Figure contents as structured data
....

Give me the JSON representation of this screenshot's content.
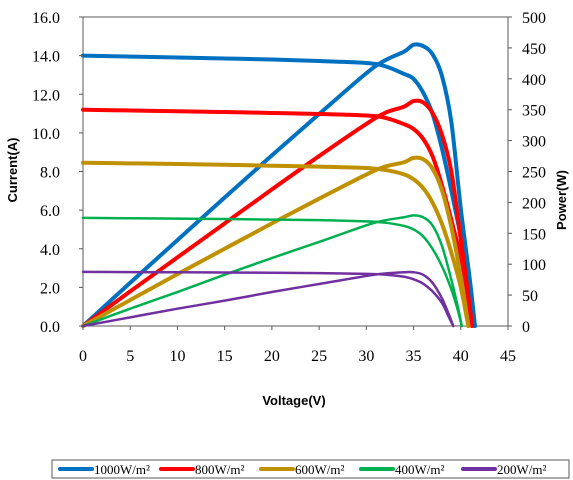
{
  "chart_data": {
    "type": "line",
    "title": "",
    "xlabel": "Voltage(V)",
    "ylabel": "Current(A)",
    "y2label": "Power(W)",
    "xlim": [
      0,
      45
    ],
    "ylim": [
      0,
      16
    ],
    "y2lim": [
      0,
      500
    ],
    "x_ticks": [
      "0",
      "5",
      "10",
      "15",
      "20",
      "25",
      "30",
      "35",
      "40",
      "45"
    ],
    "y_ticks": [
      "0.0",
      "2.0",
      "4.0",
      "6.0",
      "8.0",
      "10.0",
      "12.0",
      "14.0",
      "16.0"
    ],
    "y2_ticks": [
      "0",
      "50",
      "100",
      "150",
      "200",
      "250",
      "300",
      "350",
      "400",
      "450",
      "500"
    ],
    "grid": false,
    "legend_position": "bottom",
    "series": [
      {
        "name": "1000W/m²",
        "color": "#0070C0",
        "iv": [
          [
            0,
            14.0
          ],
          [
            5,
            13.95
          ],
          [
            10,
            13.9
          ],
          [
            15,
            13.85
          ],
          [
            20,
            13.8
          ],
          [
            25,
            13.72
          ],
          [
            30,
            13.62
          ],
          [
            32,
            13.45
          ],
          [
            34,
            13.05
          ],
          [
            35,
            12.8
          ],
          [
            36,
            12.1
          ],
          [
            37,
            11.0
          ],
          [
            38,
            9.2
          ],
          [
            39,
            7.0
          ],
          [
            40,
            4.6
          ],
          [
            41,
            1.8
          ],
          [
            41.5,
            0
          ]
        ],
        "pv": [
          [
            0,
            0
          ],
          [
            5,
            70
          ],
          [
            10,
            139
          ],
          [
            15,
            208
          ],
          [
            20,
            276
          ],
          [
            25,
            343
          ],
          [
            30,
            409
          ],
          [
            32,
            430
          ],
          [
            34,
            444
          ],
          [
            35,
            455
          ],
          [
            36,
            453
          ],
          [
            37,
            440
          ],
          [
            38,
            405
          ],
          [
            39,
            330
          ],
          [
            40,
            190
          ],
          [
            41,
            70
          ],
          [
            41.5,
            0
          ]
        ]
      },
      {
        "name": "800W/m²",
        "color": "#FF0000",
        "iv": [
          [
            0,
            11.2
          ],
          [
            5,
            11.16
          ],
          [
            10,
            11.12
          ],
          [
            15,
            11.08
          ],
          [
            20,
            11.03
          ],
          [
            25,
            10.98
          ],
          [
            30,
            10.9
          ],
          [
            32,
            10.78
          ],
          [
            34,
            10.45
          ],
          [
            35,
            10.2
          ],
          [
            36,
            9.7
          ],
          [
            37,
            8.8
          ],
          [
            38,
            7.3
          ],
          [
            39,
            5.5
          ],
          [
            40,
            3.5
          ],
          [
            40.7,
            1.5
          ],
          [
            41.2,
            0
          ]
        ],
        "pv": [
          [
            0,
            0
          ],
          [
            5,
            56
          ],
          [
            10,
            111
          ],
          [
            15,
            166
          ],
          [
            20,
            221
          ],
          [
            25,
            275
          ],
          [
            30,
            327
          ],
          [
            32,
            345
          ],
          [
            34,
            355
          ],
          [
            35,
            364
          ],
          [
            36,
            362
          ],
          [
            37,
            345
          ],
          [
            38,
            310
          ],
          [
            39,
            250
          ],
          [
            40,
            140
          ],
          [
            40.7,
            60
          ],
          [
            41.2,
            0
          ]
        ]
      },
      {
        "name": "600W/m²",
        "color": "#BF9000",
        "iv": [
          [
            0,
            8.45
          ],
          [
            5,
            8.42
          ],
          [
            10,
            8.39
          ],
          [
            15,
            8.35
          ],
          [
            20,
            8.3
          ],
          [
            25,
            8.25
          ],
          [
            30,
            8.18
          ],
          [
            32,
            8.08
          ],
          [
            34,
            7.85
          ],
          [
            35,
            7.6
          ],
          [
            36,
            7.15
          ],
          [
            37,
            6.4
          ],
          [
            38,
            5.3
          ],
          [
            39,
            3.8
          ],
          [
            40,
            2.0
          ],
          [
            40.8,
            0
          ]
        ],
        "pv": [
          [
            0,
            0
          ],
          [
            5,
            42
          ],
          [
            10,
            84
          ],
          [
            15,
            125
          ],
          [
            20,
            166
          ],
          [
            25,
            206
          ],
          [
            30,
            245
          ],
          [
            32,
            258
          ],
          [
            34,
            265
          ],
          [
            35,
            272
          ],
          [
            36,
            270
          ],
          [
            37,
            255
          ],
          [
            38,
            220
          ],
          [
            39,
            160
          ],
          [
            40,
            80
          ],
          [
            40.8,
            0
          ]
        ]
      },
      {
        "name": "400W/m²",
        "color": "#00B050",
        "iv": [
          [
            0,
            5.6
          ],
          [
            5,
            5.58
          ],
          [
            10,
            5.56
          ],
          [
            15,
            5.54
          ],
          [
            20,
            5.51
          ],
          [
            25,
            5.48
          ],
          [
            30,
            5.42
          ],
          [
            32,
            5.35
          ],
          [
            34,
            5.18
          ],
          [
            35,
            5.0
          ],
          [
            36,
            4.65
          ],
          [
            37,
            4.0
          ],
          [
            38,
            3.1
          ],
          [
            39,
            1.9
          ],
          [
            39.7,
            0.8
          ],
          [
            40.1,
            0
          ]
        ],
        "pv": [
          [
            0,
            0
          ],
          [
            5,
            28
          ],
          [
            10,
            55
          ],
          [
            15,
            83
          ],
          [
            20,
            110
          ],
          [
            25,
            136
          ],
          [
            30,
            163
          ],
          [
            32,
            171
          ],
          [
            34,
            176
          ],
          [
            35,
            179
          ],
          [
            36,
            176
          ],
          [
            37,
            163
          ],
          [
            38,
            130
          ],
          [
            39,
            75
          ],
          [
            39.7,
            30
          ],
          [
            40.1,
            0
          ]
        ]
      },
      {
        "name": "200W/m²",
        "color": "#7030A0",
        "iv": [
          [
            0,
            2.8
          ],
          [
            5,
            2.79
          ],
          [
            10,
            2.78
          ],
          [
            15,
            2.77
          ],
          [
            20,
            2.76
          ],
          [
            25,
            2.74
          ],
          [
            30,
            2.7
          ],
          [
            32,
            2.66
          ],
          [
            34,
            2.55
          ],
          [
            35,
            2.42
          ],
          [
            36,
            2.2
          ],
          [
            37,
            1.8
          ],
          [
            38,
            1.2
          ],
          [
            38.7,
            0.5
          ],
          [
            39.2,
            0
          ]
        ],
        "pv": [
          [
            0,
            0
          ],
          [
            5,
            14
          ],
          [
            10,
            28
          ],
          [
            15,
            41
          ],
          [
            20,
            55
          ],
          [
            25,
            68
          ],
          [
            30,
            81
          ],
          [
            32,
            85
          ],
          [
            34,
            87
          ],
          [
            35,
            87
          ],
          [
            36,
            83
          ],
          [
            37,
            70
          ],
          [
            38,
            45
          ],
          [
            38.7,
            20
          ],
          [
            39.2,
            0
          ]
        ]
      }
    ]
  }
}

....

## [TASK REQUIREMENTS]
Every line above should be repeated exactly; pictures stay out of the copy.

## [PROBLEM SOLUTION]
Give me the JSON representation of this screenshot's content.
{
  "chart_data": {
    "type": "line",
    "title": "",
    "xlabel": "Voltage(V)",
    "ylabel": "Current(A)",
    "y2label": "Power(W)",
    "xlim": [
      0,
      45
    ],
    "ylim": [
      0,
      16
    ],
    "y2lim": [
      0,
      500
    ],
    "x_ticks": [
      "0",
      "5",
      "10",
      "15",
      "20",
      "25",
      "30",
      "35",
      "40",
      "45"
    ],
    "y_ticks": [
      "0.0",
      "2.0",
      "4.0",
      "6.0",
      "8.0",
      "10.0",
      "12.0",
      "14.0",
      "16.0"
    ],
    "y2_ticks": [
      "0",
      "50",
      "100",
      "150",
      "200",
      "250",
      "300",
      "350",
      "400",
      "450",
      "500"
    ],
    "grid": false,
    "legend_position": "bottom",
    "series": [
      {
        "name": "1000W/m²",
        "color": "#0070C0",
        "iv": [
          [
            0,
            14.0
          ],
          [
            5,
            13.95
          ],
          [
            10,
            13.9
          ],
          [
            15,
            13.85
          ],
          [
            20,
            13.8
          ],
          [
            25,
            13.72
          ],
          [
            30,
            13.62
          ],
          [
            32,
            13.45
          ],
          [
            34,
            13.05
          ],
          [
            35,
            12.8
          ],
          [
            36,
            12.1
          ],
          [
            37,
            11.0
          ],
          [
            38,
            9.2
          ],
          [
            39,
            7.0
          ],
          [
            40,
            4.6
          ],
          [
            41,
            1.8
          ],
          [
            41.5,
            0
          ]
        ],
        "pv": [
          [
            0,
            0
          ],
          [
            5,
            70
          ],
          [
            10,
            139
          ],
          [
            15,
            208
          ],
          [
            20,
            276
          ],
          [
            25,
            343
          ],
          [
            30,
            409
          ],
          [
            32,
            430
          ],
          [
            34,
            444
          ],
          [
            35,
            455
          ],
          [
            36,
            453
          ],
          [
            37,
            440
          ],
          [
            38,
            405
          ],
          [
            39,
            330
          ],
          [
            40,
            190
          ],
          [
            41,
            70
          ],
          [
            41.5,
            0
          ]
        ]
      },
      {
        "name": "800W/m²",
        "color": "#FF0000",
        "iv": [
          [
            0,
            11.2
          ],
          [
            5,
            11.16
          ],
          [
            10,
            11.12
          ],
          [
            15,
            11.08
          ],
          [
            20,
            11.03
          ],
          [
            25,
            10.98
          ],
          [
            30,
            10.9
          ],
          [
            32,
            10.78
          ],
          [
            34,
            10.45
          ],
          [
            35,
            10.2
          ],
          [
            36,
            9.7
          ],
          [
            37,
            8.8
          ],
          [
            38,
            7.3
          ],
          [
            39,
            5.5
          ],
          [
            40,
            3.5
          ],
          [
            40.7,
            1.5
          ],
          [
            41.2,
            0
          ]
        ],
        "pv": [
          [
            0,
            0
          ],
          [
            5,
            56
          ],
          [
            10,
            111
          ],
          [
            15,
            166
          ],
          [
            20,
            221
          ],
          [
            25,
            275
          ],
          [
            30,
            327
          ],
          [
            32,
            345
          ],
          [
            34,
            355
          ],
          [
            35,
            364
          ],
          [
            36,
            362
          ],
          [
            37,
            345
          ],
          [
            38,
            310
          ],
          [
            39,
            250
          ],
          [
            40,
            140
          ],
          [
            40.7,
            60
          ],
          [
            41.2,
            0
          ]
        ]
      },
      {
        "name": "600W/m²",
        "color": "#BF9000",
        "iv": [
          [
            0,
            8.45
          ],
          [
            5,
            8.42
          ],
          [
            10,
            8.39
          ],
          [
            15,
            8.35
          ],
          [
            20,
            8.3
          ],
          [
            25,
            8.25
          ],
          [
            30,
            8.18
          ],
          [
            32,
            8.08
          ],
          [
            34,
            7.85
          ],
          [
            35,
            7.6
          ],
          [
            36,
            7.15
          ],
          [
            37,
            6.4
          ],
          [
            38,
            5.3
          ],
          [
            39,
            3.8
          ],
          [
            40,
            2.0
          ],
          [
            40.8,
            0
          ]
        ],
        "pv": [
          [
            0,
            0
          ],
          [
            5,
            42
          ],
          [
            10,
            84
          ],
          [
            15,
            125
          ],
          [
            20,
            166
          ],
          [
            25,
            206
          ],
          [
            30,
            245
          ],
          [
            32,
            258
          ],
          [
            34,
            265
          ],
          [
            35,
            272
          ],
          [
            36,
            270
          ],
          [
            37,
            255
          ],
          [
            38,
            220
          ],
          [
            39,
            160
          ],
          [
            40,
            80
          ],
          [
            40.8,
            0
          ]
        ]
      },
      {
        "name": "400W/m²",
        "color": "#00B050",
        "iv": [
          [
            0,
            5.6
          ],
          [
            5,
            5.58
          ],
          [
            10,
            5.56
          ],
          [
            15,
            5.54
          ],
          [
            20,
            5.51
          ],
          [
            25,
            5.48
          ],
          [
            30,
            5.42
          ],
          [
            32,
            5.35
          ],
          [
            34,
            5.18
          ],
          [
            35,
            5.0
          ],
          [
            36,
            4.65
          ],
          [
            37,
            4.0
          ],
          [
            38,
            3.1
          ],
          [
            39,
            1.9
          ],
          [
            39.7,
            0.8
          ],
          [
            40.1,
            0
          ]
        ],
        "pv": [
          [
            0,
            0
          ],
          [
            5,
            28
          ],
          [
            10,
            55
          ],
          [
            15,
            83
          ],
          [
            20,
            110
          ],
          [
            25,
            136
          ],
          [
            30,
            163
          ],
          [
            32,
            171
          ],
          [
            34,
            176
          ],
          [
            35,
            179
          ],
          [
            36,
            176
          ],
          [
            37,
            163
          ],
          [
            38,
            130
          ],
          [
            39,
            75
          ],
          [
            39.7,
            30
          ],
          [
            40.1,
            0
          ]
        ]
      },
      {
        "name": "200W/m²",
        "color": "#7030A0",
        "iv": [
          [
            0,
            2.8
          ],
          [
            5,
            2.79
          ],
          [
            10,
            2.78
          ],
          [
            15,
            2.77
          ],
          [
            20,
            2.76
          ],
          [
            25,
            2.74
          ],
          [
            30,
            2.7
          ],
          [
            32,
            2.66
          ],
          [
            34,
            2.55
          ],
          [
            35,
            2.42
          ],
          [
            36,
            2.2
          ],
          [
            37,
            1.8
          ],
          [
            38,
            1.2
          ],
          [
            38.7,
            0.5
          ],
          [
            39.2,
            0
          ]
        ],
        "pv": [
          [
            0,
            0
          ],
          [
            5,
            14
          ],
          [
            10,
            28
          ],
          [
            15,
            41
          ],
          [
            20,
            55
          ],
          [
            25,
            68
          ],
          [
            30,
            81
          ],
          [
            32,
            85
          ],
          [
            34,
            87
          ],
          [
            35,
            87
          ],
          [
            36,
            83
          ],
          [
            37,
            70
          ],
          [
            38,
            45
          ],
          [
            38.7,
            20
          ],
          [
            39.2,
            0
          ]
        ]
      }
    ]
  }
}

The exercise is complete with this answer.